• **Aim of the exercise**:
Write out every record in full, exactly as written, please.

• **Available data**:
━━━━━━
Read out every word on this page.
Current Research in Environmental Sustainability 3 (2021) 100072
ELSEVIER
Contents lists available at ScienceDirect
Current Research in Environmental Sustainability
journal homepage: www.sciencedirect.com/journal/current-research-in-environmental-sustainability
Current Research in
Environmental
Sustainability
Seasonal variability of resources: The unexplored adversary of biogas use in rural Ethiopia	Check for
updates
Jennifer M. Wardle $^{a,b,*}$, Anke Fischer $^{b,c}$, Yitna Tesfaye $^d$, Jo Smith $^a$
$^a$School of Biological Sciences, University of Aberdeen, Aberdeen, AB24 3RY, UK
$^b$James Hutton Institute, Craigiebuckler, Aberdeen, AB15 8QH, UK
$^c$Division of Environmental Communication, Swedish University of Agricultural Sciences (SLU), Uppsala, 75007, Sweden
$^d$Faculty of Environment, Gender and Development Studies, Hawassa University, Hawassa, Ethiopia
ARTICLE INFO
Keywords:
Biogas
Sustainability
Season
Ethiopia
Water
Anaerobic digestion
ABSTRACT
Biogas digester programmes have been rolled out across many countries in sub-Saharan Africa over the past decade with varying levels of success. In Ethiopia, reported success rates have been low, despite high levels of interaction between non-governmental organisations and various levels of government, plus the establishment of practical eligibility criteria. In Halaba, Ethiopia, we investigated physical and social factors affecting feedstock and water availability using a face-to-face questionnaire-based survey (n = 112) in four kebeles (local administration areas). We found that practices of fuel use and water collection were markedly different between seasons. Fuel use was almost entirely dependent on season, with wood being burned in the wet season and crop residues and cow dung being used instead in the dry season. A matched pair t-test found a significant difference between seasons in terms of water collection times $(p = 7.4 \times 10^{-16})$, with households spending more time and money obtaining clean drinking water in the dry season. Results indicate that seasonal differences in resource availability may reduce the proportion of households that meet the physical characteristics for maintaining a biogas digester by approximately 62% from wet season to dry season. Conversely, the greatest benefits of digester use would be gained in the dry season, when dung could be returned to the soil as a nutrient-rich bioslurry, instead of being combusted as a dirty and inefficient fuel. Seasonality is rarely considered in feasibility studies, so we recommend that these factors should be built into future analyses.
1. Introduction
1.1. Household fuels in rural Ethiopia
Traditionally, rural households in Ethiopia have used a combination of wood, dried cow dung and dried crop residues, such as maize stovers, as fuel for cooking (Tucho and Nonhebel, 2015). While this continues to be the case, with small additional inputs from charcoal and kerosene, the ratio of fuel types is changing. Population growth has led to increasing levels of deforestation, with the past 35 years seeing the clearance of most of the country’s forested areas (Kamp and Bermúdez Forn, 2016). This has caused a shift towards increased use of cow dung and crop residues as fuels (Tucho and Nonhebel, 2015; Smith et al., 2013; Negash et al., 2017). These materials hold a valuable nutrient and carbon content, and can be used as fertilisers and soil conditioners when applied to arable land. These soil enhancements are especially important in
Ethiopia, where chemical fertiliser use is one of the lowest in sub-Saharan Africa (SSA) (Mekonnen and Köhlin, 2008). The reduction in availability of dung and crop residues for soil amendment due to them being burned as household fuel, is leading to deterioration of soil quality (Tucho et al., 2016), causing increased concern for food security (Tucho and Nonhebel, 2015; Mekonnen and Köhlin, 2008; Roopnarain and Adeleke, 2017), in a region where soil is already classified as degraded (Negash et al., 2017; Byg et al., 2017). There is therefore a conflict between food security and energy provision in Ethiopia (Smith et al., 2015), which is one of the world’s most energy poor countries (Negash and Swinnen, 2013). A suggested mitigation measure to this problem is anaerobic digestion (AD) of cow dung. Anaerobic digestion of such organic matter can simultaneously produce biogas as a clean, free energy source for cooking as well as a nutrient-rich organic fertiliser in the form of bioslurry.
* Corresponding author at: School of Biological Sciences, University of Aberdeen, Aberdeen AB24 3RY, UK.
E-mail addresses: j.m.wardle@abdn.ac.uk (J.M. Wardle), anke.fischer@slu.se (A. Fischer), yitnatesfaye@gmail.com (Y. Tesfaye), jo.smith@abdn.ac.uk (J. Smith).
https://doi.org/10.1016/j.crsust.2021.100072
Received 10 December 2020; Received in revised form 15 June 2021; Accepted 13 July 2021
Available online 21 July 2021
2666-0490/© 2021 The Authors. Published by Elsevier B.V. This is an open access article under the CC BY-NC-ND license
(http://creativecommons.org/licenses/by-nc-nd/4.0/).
━━━━━━
• **Problem solution**:
Read out every word on this page.
Current Research in Environmental Sustainability 3 (2021) 100072
ELSEVIER
Contents lists available at ScienceDirect
Current Research in Environmental Sustainability
journal homepage: www.sciencedirect.com/journal/current-research-in-environmental-sustainability
Current Research in
Environmental
Sustainability
Seasonal variability of resources: The unexplored adversary of biogas use in rural Ethiopia	Check for
updates
Jennifer M. Wardle $^{a,b,*}$, Anke Fischer $^{b,c}$, Yitna Tesfaye $^d$, Jo Smith $^a$
$^a$School of Biological Sciences, University of Aberdeen, Aberdeen, AB24 3RY, UK
$^b$James Hutton Institute, Craigiebuckler, Aberdeen, AB15 8QH, UK
$^c$Division of Environmental Communication, Swedish University of Agricultural Sciences (SLU), Uppsala, 75007, Sweden
$^d$Faculty of Environment, Gender and Development Studies, Hawassa University, Hawassa, Ethiopia
ARTICLE INFO
Keywords:
Biogas
Sustainability
Season
Ethiopia
Water
Anaerobic digestion
ABSTRACT
Biogas digester programmes have been rolled out across many countries in sub-Saharan Africa over the past decade with varying levels of success. In Ethiopia, reported success rates have been low, despite high levels of interaction between non-governmental organisations and various levels of government, plus the establishment of practical eligibility criteria. In Halaba, Ethiopia, we investigated physical and social factors affecting feedstock and water availability using a face-to-face questionnaire-based survey (n = 112) in four kebeles (local administration areas). We found that practices of fuel use and water collection were markedly different between seasons. Fuel use was almost entirely dependent on season, with wood being burned in the wet season and crop residues and cow dung being used instead in the dry season. A matched pair t-test found a significant difference between seasons in terms of water collection times $(p = 7.4 \times 10^{-16})$, with households spending more time and money obtaining clean drinking water in the dry season. Results indicate that seasonal differences in resource availability may reduce the proportion of households that meet the physical characteristics for maintaining a biogas digester by approximately 62% from wet season to dry season. Conversely, the greatest benefits of digester use would be gained in the dry season, when dung could be returned to the soil as a nutrient-rich bioslurry, instead of being combusted as a dirty and inefficient fuel. Seasonality is rarely considered in feasibility studies, so we recommend that these factors should be built into future analyses.
1. Introduction
1.1. Household fuels in rural Ethiopia
Traditionally, rural households in Ethiopia have used a combination of wood, dried cow dung and dried crop residues, such as maize stovers, as fuel for cooking (Tucho and Nonhebel, 2015). While this continues to be the case, with small additional inputs from charcoal and kerosene, the ratio of fuel types is changing. Population growth has led to increasing levels of deforestation, with the past 35 years seeing the clearance of most of the country’s forested areas (Kamp and Bermúdez Forn, 2016). This has caused a shift towards increased use of cow dung and crop residues as fuels (Tucho and Nonhebel, 2015; Smith et al., 2013; Negash et al., 2017). These materials hold a valuable nutrient and carbon content, and can be used as fertilisers and soil conditioners when applied to arable land. These soil enhancements are especially important in
Ethiopia, where chemical fertiliser use is one of the lowest in sub-Saharan Africa (SSA) (Mekonnen and Köhlin, 2008). The reduction in availability of dung and crop residues for soil amendment due to them being burned as household fuel, is leading to deterioration of soil quality (Tucho et al., 2016), causing increased concern for food security (Tucho and Nonhebel, 2015; Mekonnen and Köhlin, 2008; Roopnarain and Adeleke, 2017), in a region where soil is already classified as degraded (Negash et al., 2017; Byg et al., 2017). There is therefore a conflict between food security and energy provision in Ethiopia (Smith et al., 2015), which is one of the world’s most energy poor countries (Negash and Swinnen, 2013). A suggested mitigation measure to this problem is anaerobic digestion (AD) of cow dung. Anaerobic digestion of such organic matter can simultaneously produce biogas as a clean, free energy source for cooking as well as a nutrient-rich organic fertiliser in the form of bioslurry.
* Corresponding author at: School of Biological Sciences, University of Aberdeen, Aberdeen AB24 3RY, UK.
E-mail addresses: j.m.wardle@abdn.ac.uk (J.M. Wardle), anke.fischer@slu.se (A. Fischer), yitnatesfaye@gmail.com (Y. Tesfaye), jo.smith@abdn.ac.uk (J. Smith).
https://doi.org/10.1016/j.crsust.2021.100072
Received 10 December 2020; Received in revised form 15 June 2021; Accepted 13 July 2021
Available online 21 July 2021
2666-0490/© 2021 The Authors. Published by Elsevier B.V. This is an open access article under the CC BY-NC-ND license
(http://creativecommons.org/licenses/by-nc-nd/4.0/).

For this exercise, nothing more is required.